To do. Copy out the entries below in full and exactly.

....

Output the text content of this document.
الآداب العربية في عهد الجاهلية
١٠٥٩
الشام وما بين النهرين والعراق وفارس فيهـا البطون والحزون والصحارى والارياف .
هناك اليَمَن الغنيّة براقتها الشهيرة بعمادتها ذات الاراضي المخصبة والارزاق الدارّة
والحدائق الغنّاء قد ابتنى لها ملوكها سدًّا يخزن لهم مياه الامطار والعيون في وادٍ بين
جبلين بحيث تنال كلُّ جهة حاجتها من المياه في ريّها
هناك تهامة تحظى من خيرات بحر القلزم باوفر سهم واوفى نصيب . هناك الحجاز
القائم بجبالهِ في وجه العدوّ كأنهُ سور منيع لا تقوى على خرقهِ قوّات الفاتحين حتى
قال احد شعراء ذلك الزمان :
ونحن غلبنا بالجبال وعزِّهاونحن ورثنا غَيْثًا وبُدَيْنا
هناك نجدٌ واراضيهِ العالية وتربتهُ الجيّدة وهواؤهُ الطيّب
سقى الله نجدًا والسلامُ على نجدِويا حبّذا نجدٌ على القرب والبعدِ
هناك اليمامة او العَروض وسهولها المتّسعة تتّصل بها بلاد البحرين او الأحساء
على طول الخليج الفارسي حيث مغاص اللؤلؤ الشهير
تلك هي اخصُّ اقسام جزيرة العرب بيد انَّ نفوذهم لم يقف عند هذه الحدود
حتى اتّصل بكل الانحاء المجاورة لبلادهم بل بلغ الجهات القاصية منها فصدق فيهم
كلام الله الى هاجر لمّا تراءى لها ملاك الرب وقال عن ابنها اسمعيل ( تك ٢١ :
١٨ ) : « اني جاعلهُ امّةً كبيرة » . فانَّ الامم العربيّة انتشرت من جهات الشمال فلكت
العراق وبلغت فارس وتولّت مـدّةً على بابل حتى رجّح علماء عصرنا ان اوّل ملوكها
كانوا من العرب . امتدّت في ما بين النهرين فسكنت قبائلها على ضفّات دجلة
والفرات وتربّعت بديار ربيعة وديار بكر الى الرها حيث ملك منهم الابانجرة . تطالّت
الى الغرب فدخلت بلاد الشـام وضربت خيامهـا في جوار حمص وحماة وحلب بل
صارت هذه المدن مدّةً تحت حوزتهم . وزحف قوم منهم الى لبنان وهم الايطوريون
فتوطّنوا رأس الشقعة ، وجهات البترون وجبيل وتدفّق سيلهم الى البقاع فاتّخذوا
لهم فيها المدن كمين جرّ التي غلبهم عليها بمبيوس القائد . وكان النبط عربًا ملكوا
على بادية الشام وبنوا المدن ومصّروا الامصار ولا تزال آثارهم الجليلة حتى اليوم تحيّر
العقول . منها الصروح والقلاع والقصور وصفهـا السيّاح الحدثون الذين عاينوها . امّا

....

Expected output.
Output the text content of this document.
الآداب العربية في عهد الجاهلية
١٠٥٩
الشام وما بين النهرين والعراق وفارس فيهـا البطون والحزون والصحارى والارياف .
هناك اليَمَن الغنيّة براقتها الشهيرة بعمادتها ذات الاراضي المخصبة والارزاق الدارّة
والحدائق الغنّاء قد ابتنى لها ملوكها سدًّا يخزن لهم مياه الامطار والعيون في وادٍ بين
جبلين بحيث تنال كلُّ جهة حاجتها من المياه في ريّها
هناك تهامة تحظى من خيرات بحر القلزم باوفر سهم واوفى نصيب . هناك الحجاز
القائم بجبالهِ في وجه العدوّ كأنهُ سور منيع لا تقوى على خرقهِ قوّات الفاتحين حتى
قال احد شعراء ذلك الزمان :
ونحن غلبنا بالجبال وعزِّهاونحن ورثنا غَيْثًا وبُدَيْنا
هناك نجدٌ واراضيهِ العالية وتربتهُ الجيّدة وهواؤهُ الطيّب
سقى الله نجدًا والسلامُ على نجدِويا حبّذا نجدٌ على القرب والبعدِ
هناك اليمامة او العَروض وسهولها المتّسعة تتّصل بها بلاد البحرين او الأحساء
على طول الخليج الفارسي حيث مغاص اللؤلؤ الشهير
تلك هي اخصُّ اقسام جزيرة العرب بيد انَّ نفوذهم لم يقف عند هذه الحدود
حتى اتّصل بكل الانحاء المجاورة لبلادهم بل بلغ الجهات القاصية منها فصدق فيهم
كلام الله الى هاجر لمّا تراءى لها ملاك الرب وقال عن ابنها اسمعيل ( تك ٢١ :
١٨ ) : « اني جاعلهُ امّةً كبيرة » . فانَّ الامم العربيّة انتشرت من جهات الشمال فلكت
العراق وبلغت فارس وتولّت مـدّةً على بابل حتى رجّح علماء عصرنا ان اوّل ملوكها
كانوا من العرب . امتدّت في ما بين النهرين فسكنت قبائلها على ضفّات دجلة
والفرات وتربّعت بديار ربيعة وديار بكر الى الرها حيث ملك منهم الابانجرة . تطالّت
الى الغرب فدخلت بلاد الشـام وضربت خيامهـا في جوار حمص وحماة وحلب بل
صارت هذه المدن مدّةً تحت حوزتهم . وزحف قوم منهم الى لبنان وهم الايطوريون
فتوطّنوا رأس الشقعة ، وجهات البترون وجبيل وتدفّق سيلهم الى البقاع فاتّخذوا
لهم فيها المدن كمين جرّ التي غلبهم عليها بمبيوس القائد . وكان النبط عربًا ملكوا
على بادية الشام وبنوا المدن ومصّروا الامصار ولا تزال آثارهم الجليلة حتى اليوم تحيّر
العقول . منها الصروح والقلاع والقصور وصفهـا السيّاح الحدثون الذين عاينوها . امّا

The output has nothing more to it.